■ Requirements ■
Return all lines from the listing below in which the string "Ramírez" occurs.
== Data shown ==
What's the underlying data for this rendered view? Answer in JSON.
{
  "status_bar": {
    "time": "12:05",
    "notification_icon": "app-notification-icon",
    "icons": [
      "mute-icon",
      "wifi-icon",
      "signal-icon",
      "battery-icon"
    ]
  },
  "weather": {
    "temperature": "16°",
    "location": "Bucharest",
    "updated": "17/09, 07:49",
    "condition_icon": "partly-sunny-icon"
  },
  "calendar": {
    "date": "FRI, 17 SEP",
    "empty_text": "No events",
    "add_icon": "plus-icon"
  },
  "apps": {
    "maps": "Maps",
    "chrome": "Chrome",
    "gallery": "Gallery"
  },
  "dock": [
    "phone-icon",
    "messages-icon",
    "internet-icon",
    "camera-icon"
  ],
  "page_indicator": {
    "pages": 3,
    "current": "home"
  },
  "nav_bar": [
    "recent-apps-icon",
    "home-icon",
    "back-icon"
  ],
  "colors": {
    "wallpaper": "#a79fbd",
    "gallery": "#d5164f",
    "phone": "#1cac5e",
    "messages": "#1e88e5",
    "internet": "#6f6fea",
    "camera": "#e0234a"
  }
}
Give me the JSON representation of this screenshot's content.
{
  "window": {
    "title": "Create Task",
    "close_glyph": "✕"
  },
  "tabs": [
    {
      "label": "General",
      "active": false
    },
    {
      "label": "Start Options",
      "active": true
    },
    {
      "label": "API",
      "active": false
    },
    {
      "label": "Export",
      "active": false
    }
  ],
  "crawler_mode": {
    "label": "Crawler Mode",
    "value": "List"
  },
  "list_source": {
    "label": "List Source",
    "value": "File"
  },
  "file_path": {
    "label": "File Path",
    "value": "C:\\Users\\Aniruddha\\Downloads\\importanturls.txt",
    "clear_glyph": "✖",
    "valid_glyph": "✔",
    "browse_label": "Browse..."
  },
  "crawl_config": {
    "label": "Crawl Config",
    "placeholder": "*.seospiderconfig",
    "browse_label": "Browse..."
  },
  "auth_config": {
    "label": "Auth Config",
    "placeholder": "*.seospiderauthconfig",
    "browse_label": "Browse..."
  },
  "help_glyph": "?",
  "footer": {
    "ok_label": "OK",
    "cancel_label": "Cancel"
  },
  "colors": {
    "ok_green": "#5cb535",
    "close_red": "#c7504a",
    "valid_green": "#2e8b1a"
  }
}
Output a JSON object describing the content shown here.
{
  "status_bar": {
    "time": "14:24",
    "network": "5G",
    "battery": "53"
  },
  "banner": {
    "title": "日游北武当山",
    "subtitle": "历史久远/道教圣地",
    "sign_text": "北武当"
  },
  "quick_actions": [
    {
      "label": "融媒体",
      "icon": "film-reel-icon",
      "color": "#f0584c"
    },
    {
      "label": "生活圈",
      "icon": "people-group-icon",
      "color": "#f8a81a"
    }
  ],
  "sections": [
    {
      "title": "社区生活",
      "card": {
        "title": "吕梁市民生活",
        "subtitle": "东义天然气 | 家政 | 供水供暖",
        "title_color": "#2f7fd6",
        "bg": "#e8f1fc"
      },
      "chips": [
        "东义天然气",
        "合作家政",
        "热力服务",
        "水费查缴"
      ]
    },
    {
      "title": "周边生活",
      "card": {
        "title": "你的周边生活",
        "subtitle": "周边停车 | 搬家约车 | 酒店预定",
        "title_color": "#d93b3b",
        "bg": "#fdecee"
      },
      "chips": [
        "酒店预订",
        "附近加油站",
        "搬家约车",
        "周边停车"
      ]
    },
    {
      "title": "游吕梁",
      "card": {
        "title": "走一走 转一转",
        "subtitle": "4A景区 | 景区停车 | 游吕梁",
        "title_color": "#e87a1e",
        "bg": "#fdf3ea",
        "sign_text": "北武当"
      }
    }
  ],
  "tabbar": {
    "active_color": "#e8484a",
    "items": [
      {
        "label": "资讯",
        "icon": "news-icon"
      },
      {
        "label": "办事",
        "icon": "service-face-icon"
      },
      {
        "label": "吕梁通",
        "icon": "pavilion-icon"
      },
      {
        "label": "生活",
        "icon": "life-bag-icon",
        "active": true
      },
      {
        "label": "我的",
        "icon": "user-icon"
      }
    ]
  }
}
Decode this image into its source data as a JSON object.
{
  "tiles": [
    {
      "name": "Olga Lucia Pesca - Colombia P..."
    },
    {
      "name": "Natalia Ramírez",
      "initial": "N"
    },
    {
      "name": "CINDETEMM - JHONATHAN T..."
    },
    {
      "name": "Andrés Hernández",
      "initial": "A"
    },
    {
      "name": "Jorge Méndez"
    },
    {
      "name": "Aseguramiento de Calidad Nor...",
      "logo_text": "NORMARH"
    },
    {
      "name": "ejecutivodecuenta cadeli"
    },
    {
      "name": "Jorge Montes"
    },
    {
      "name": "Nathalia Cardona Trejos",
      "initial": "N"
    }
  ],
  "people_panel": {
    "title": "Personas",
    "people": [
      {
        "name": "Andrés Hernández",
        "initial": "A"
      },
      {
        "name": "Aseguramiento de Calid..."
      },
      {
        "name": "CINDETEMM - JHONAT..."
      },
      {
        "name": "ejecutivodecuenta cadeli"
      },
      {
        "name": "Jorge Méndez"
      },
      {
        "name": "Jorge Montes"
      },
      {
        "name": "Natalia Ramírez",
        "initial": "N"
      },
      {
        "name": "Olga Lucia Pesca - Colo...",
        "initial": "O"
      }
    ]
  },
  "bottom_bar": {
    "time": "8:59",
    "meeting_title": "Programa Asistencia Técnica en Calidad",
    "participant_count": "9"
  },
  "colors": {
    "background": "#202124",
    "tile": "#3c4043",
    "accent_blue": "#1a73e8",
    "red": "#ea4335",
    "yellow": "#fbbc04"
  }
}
===
■ Answer for the task ■
      "name": "Natalia Ramírez",
        "name": "Natalia Ramírez",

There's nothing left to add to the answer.